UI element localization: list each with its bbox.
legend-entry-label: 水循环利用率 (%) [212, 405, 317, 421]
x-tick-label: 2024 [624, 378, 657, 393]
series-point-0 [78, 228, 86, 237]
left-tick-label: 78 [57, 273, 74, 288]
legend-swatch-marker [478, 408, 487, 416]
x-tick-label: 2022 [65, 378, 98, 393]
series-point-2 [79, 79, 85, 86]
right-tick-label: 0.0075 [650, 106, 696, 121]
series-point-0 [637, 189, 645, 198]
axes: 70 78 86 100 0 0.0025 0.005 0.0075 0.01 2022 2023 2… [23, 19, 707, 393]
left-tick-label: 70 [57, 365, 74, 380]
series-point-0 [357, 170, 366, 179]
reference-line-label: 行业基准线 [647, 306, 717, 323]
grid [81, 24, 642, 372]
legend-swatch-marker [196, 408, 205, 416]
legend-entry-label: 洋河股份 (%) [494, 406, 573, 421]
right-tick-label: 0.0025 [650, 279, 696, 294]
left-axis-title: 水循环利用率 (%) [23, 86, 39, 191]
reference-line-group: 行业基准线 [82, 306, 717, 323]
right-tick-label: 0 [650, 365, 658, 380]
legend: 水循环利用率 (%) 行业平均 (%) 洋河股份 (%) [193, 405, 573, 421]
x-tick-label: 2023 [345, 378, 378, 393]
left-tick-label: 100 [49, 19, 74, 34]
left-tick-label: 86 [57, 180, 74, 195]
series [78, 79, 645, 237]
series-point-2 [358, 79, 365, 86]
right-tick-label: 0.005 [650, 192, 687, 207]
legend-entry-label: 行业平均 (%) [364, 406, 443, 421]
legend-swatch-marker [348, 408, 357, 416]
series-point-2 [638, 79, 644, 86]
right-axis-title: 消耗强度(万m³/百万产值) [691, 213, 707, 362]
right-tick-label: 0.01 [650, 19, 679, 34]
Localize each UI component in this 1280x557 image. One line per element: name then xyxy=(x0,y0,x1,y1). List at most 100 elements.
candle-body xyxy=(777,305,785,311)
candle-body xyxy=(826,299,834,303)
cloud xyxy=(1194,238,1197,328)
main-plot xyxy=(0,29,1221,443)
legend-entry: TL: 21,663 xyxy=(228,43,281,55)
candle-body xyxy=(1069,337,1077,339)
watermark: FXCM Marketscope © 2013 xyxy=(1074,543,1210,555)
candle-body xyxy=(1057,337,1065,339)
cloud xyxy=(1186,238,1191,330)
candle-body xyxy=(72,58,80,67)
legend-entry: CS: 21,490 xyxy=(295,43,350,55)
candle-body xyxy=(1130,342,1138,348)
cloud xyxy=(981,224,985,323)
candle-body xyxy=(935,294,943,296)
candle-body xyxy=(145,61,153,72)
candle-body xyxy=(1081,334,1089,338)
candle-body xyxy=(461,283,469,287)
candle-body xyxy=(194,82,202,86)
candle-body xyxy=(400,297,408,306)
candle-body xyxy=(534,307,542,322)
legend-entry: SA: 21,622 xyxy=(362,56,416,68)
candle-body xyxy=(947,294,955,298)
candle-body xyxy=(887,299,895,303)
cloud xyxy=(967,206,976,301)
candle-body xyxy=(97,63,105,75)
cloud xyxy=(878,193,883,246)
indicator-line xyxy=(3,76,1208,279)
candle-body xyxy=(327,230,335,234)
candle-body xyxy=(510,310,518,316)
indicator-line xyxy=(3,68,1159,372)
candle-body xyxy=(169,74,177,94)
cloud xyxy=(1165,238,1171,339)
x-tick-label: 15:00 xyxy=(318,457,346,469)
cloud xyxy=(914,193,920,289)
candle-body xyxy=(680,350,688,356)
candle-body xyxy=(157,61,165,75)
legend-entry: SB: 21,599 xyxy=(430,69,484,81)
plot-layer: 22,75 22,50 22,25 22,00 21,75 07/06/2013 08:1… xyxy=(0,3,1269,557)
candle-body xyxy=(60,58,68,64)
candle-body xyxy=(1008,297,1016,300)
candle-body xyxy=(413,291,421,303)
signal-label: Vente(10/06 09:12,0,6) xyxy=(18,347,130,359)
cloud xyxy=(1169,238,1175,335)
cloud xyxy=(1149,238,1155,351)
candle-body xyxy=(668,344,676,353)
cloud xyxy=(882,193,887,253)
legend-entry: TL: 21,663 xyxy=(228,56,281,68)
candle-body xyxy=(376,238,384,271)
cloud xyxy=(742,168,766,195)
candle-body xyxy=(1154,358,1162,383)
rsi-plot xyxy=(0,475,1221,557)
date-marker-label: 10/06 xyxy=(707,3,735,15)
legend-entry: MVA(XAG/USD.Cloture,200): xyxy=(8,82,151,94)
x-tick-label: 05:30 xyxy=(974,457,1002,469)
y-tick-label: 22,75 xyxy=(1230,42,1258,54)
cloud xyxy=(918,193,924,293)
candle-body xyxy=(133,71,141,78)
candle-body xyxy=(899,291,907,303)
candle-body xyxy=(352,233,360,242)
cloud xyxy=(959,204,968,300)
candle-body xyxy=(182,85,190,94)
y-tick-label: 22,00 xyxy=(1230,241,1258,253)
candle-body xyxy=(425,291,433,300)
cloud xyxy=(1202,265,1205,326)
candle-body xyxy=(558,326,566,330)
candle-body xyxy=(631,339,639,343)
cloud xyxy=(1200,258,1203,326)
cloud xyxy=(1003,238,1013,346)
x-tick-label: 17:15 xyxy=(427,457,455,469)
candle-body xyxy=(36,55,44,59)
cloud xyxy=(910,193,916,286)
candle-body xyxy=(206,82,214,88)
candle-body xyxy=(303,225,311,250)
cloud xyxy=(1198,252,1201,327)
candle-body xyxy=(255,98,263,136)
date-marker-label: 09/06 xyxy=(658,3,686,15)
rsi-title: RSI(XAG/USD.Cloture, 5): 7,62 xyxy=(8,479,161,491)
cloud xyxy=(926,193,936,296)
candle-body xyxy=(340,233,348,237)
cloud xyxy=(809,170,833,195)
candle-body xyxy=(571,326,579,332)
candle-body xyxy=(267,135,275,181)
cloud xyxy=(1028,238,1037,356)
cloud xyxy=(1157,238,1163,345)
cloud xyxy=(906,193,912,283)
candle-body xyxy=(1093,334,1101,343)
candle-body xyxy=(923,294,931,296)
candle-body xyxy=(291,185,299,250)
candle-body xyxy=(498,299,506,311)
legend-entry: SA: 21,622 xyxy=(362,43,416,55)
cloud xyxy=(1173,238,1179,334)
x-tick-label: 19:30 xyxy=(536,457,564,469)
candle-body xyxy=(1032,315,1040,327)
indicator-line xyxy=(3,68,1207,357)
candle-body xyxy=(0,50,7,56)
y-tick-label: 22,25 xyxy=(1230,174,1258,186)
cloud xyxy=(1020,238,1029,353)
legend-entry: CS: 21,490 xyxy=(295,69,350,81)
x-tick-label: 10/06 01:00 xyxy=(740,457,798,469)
....
**The task:** Reproduce verbatim the entries above, from the first line through the line containing "series-point-2 [638, 79, 644, 86]", both included.

**Output for this exercise:**
UI element localization: list each with its bbox.
legend-entry-label: 水循环利用率 (%) [212, 405, 317, 421]
x-tick-label: 2024 [624, 378, 657, 393]
series-point-0 [78, 228, 86, 237]
left-tick-label: 78 [57, 273, 74, 288]
legend-swatch-marker [478, 408, 487, 416]
x-tick-label: 2022 [65, 378, 98, 393]
series-point-2 [79, 79, 85, 86]
right-tick-label: 0.0075 [650, 106, 696, 121]
series-point-0 [637, 189, 645, 198]
axes: 70 78 86 100 0 0.0025 0.005 0.0075 0.01 2022 2023 2… [23, 19, 707, 393]
left-tick-label: 70 [57, 365, 74, 380]
series-point-0 [357, 170, 366, 179]
reference-line-label: 行业基准线 [647, 306, 717, 323]
grid [81, 24, 642, 372]
legend-swatch-marker [196, 408, 205, 416]
legend-entry-label: 洋河股份 (%) [494, 406, 573, 421]
right-tick-label: 0.0025 [650, 279, 696, 294]
left-axis-title: 水循环利用率 (%) [23, 86, 39, 191]
reference-line-group: 行业基准线 [82, 306, 717, 323]
right-tick-label: 0 [650, 365, 658, 380]
legend: 水循环利用率 (%) 行业平均 (%) 洋河股份 (%) [193, 405, 573, 421]
x-tick-label: 2023 [345, 378, 378, 393]
left-tick-label: 100 [49, 19, 74, 34]
left-tick-label: 86 [57, 180, 74, 195]
series [78, 79, 645, 237]
series-point-2 [358, 79, 365, 86]
right-tick-label: 0.005 [650, 192, 687, 207]
legend-entry-label: 行业平均 (%) [364, 406, 443, 421]
legend-swatch-marker [348, 408, 357, 416]
series-point-2 [638, 79, 644, 86]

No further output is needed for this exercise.